[BEGIN Stored rows]
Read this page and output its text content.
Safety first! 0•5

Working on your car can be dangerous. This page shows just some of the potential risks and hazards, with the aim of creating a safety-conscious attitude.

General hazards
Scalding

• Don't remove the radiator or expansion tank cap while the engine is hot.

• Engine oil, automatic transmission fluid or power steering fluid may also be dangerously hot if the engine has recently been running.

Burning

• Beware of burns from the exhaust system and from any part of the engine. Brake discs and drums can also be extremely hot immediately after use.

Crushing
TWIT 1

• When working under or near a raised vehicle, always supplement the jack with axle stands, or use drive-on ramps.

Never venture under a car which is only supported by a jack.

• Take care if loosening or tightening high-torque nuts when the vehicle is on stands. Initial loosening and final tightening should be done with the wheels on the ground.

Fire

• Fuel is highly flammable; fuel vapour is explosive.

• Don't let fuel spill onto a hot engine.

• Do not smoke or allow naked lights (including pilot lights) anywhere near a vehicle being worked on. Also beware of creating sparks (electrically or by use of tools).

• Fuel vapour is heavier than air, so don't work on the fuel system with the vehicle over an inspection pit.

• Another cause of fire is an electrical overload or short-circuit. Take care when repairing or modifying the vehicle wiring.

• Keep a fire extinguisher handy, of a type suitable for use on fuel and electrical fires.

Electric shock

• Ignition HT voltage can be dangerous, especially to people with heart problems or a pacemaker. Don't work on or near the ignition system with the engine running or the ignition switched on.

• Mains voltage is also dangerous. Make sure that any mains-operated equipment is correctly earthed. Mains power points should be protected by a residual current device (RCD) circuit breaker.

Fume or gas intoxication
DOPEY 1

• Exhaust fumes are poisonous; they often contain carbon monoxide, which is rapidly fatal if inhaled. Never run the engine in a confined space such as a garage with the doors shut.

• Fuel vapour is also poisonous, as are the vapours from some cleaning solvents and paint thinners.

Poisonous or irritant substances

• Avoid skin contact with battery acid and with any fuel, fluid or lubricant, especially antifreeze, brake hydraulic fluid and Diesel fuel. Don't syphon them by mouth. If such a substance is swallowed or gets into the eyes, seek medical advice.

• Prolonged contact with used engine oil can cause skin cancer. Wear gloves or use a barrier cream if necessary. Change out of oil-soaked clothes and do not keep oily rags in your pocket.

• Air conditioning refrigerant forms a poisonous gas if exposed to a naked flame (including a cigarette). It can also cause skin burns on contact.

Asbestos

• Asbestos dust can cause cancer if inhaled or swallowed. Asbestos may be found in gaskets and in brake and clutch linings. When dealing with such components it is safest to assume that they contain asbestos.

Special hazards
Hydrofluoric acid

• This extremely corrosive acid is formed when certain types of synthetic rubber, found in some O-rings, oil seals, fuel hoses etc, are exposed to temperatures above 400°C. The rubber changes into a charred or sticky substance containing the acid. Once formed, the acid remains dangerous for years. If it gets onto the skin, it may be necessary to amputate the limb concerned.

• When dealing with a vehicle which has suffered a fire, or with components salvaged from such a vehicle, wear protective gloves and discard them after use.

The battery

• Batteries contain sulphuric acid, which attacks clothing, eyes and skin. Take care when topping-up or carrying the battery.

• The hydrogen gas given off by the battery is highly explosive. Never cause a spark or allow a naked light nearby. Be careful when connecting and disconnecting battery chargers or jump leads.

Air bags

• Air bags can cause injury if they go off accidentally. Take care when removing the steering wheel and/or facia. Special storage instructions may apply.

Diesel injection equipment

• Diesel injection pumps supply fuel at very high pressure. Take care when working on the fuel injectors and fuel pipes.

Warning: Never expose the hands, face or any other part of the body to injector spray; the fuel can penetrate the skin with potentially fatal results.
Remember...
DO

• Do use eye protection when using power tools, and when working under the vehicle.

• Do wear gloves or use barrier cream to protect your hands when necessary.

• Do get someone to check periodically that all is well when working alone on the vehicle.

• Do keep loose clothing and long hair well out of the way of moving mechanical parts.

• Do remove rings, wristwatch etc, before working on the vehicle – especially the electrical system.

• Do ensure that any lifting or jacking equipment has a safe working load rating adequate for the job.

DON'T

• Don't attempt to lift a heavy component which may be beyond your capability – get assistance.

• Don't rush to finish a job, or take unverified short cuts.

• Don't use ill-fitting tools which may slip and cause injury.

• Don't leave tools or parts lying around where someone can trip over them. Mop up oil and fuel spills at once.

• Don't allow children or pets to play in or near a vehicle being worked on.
[END Stored rows]
■ **What to do**: Extract all of the data above and output it character for character.

■ **Completed exercise**:
Read this page and output its text content.
Safety first! 0•5

Working on your car can be dangerous. This page shows just some of the potential risks and hazards, with the aim of creating a safety-conscious attitude.

General hazards
Scalding

• Don't remove the radiator or expansion tank cap while the engine is hot.

• Engine oil, automatic transmission fluid or power steering fluid may also be dangerously hot if the engine has recently been running.

Burning

• Beware of burns from the exhaust system and from any part of the engine. Brake discs and drums can also be extremely hot immediately after use.

Crushing
TWIT 1

• When working under or near a raised vehicle, always supplement the jack with axle stands, or use drive-on ramps.

Never venture under a car which is only supported by a jack.

• Take care if loosening or tightening high-torque nuts when the vehicle is on stands. Initial loosening and final tightening should be done with the wheels on the ground.

Fire

• Fuel is highly flammable; fuel vapour is explosive.

• Don't let fuel spill onto a hot engine.

• Do not smoke or allow naked lights (including pilot lights) anywhere near a vehicle being worked on. Also beware of creating sparks (electrically or by use of tools).

• Fuel vapour is heavier than air, so don't work on the fuel system with the vehicle over an inspection pit.

• Another cause of fire is an electrical overload or short-circuit. Take care when repairing or modifying the vehicle wiring.

• Keep a fire extinguisher handy, of a type suitable for use on fuel and electrical fires.

Electric shock

• Ignition HT voltage can be dangerous, especially to people with heart problems or a pacemaker. Don't work on or near the ignition system with the engine running or the ignition switched on.

• Mains voltage is also dangerous. Make sure that any mains-operated equipment is correctly earthed. Mains power points should be protected by a residual current device (RCD) circuit breaker.

Fume or gas intoxication
DOPEY 1

• Exhaust fumes are poisonous; they often contain carbon monoxide, which is rapidly fatal if inhaled. Never run the engine in a confined space such as a garage with the doors shut.

• Fuel vapour is also poisonous, as are the vapours from some cleaning solvents and paint thinners.

Poisonous or irritant substances

• Avoid skin contact with battery acid and with any fuel, fluid or lubricant, especially antifreeze, brake hydraulic fluid and Diesel fuel. Don't syphon them by mouth. If such a substance is swallowed or gets into the eyes, seek medical advice.

• Prolonged contact with used engine oil can cause skin cancer. Wear gloves or use a barrier cream if necessary. Change out of oil-soaked clothes and do not keep oily rags in your pocket.

• Air conditioning refrigerant forms a poisonous gas if exposed to a naked flame (including a cigarette). It can also cause skin burns on contact.

Asbestos

• Asbestos dust can cause cancer if inhaled or swallowed. Asbestos may be found in gaskets and in brake and clutch linings. When dealing with such components it is safest to assume that they contain asbestos.

Special hazards
Hydrofluoric acid

• This extremely corrosive acid is formed when certain types of synthetic rubber, found in some O-rings, oil seals, fuel hoses etc, are exposed to temperatures above 400°C. The rubber changes into a charred or sticky substance containing the acid. Once formed, the acid remains dangerous for years. If it gets onto the skin, it may be necessary to amputate the limb concerned.

• When dealing with a vehicle which has suffered a fire, or with components salvaged from such a vehicle, wear protective gloves and discard them after use.

The battery

• Batteries contain sulphuric acid, which attacks clothing, eyes and skin. Take care when topping-up or carrying the battery.

• The hydrogen gas given off by the battery is highly explosive. Never cause a spark or allow a naked light nearby. Be careful when connecting and disconnecting battery chargers or jump leads.

Air bags

• Air bags can cause injury if they go off accidentally. Take care when removing the steering wheel and/or facia. Special storage instructions may apply.

Diesel injection equipment

• Diesel injection pumps supply fuel at very high pressure. Take care when working on the fuel injectors and fuel pipes.

Warning: Never expose the hands, face or any other part of the body to injector spray; the fuel can penetrate the skin with potentially fatal results.
Remember...
DO

• Do use eye protection when using power tools, and when working under the vehicle.

• Do wear gloves or use barrier cream to protect your hands when necessary.

• Do get someone to check periodically that all is well when working alone on the vehicle.

• Do keep loose clothing and long hair well out of the way of moving mechanical parts.

• Do remove rings, wristwatch etc, before working on the vehicle – especially the electrical system.

• Do ensure that any lifting or jacking equipment has a safe working load rating adequate for the job.

DON'T

• Don't attempt to lift a heavy component which may be beyond your capability – get assistance.

• Don't rush to finish a job, or take unverified short cuts.

• Don't use ill-fitting tools which may slip and cause injury.

• Don't leave tools or parts lying around where someone can trip over them. Mop up oil and fuel spills at once.

• Don't allow children or pets to play in or near a vehicle being worked on.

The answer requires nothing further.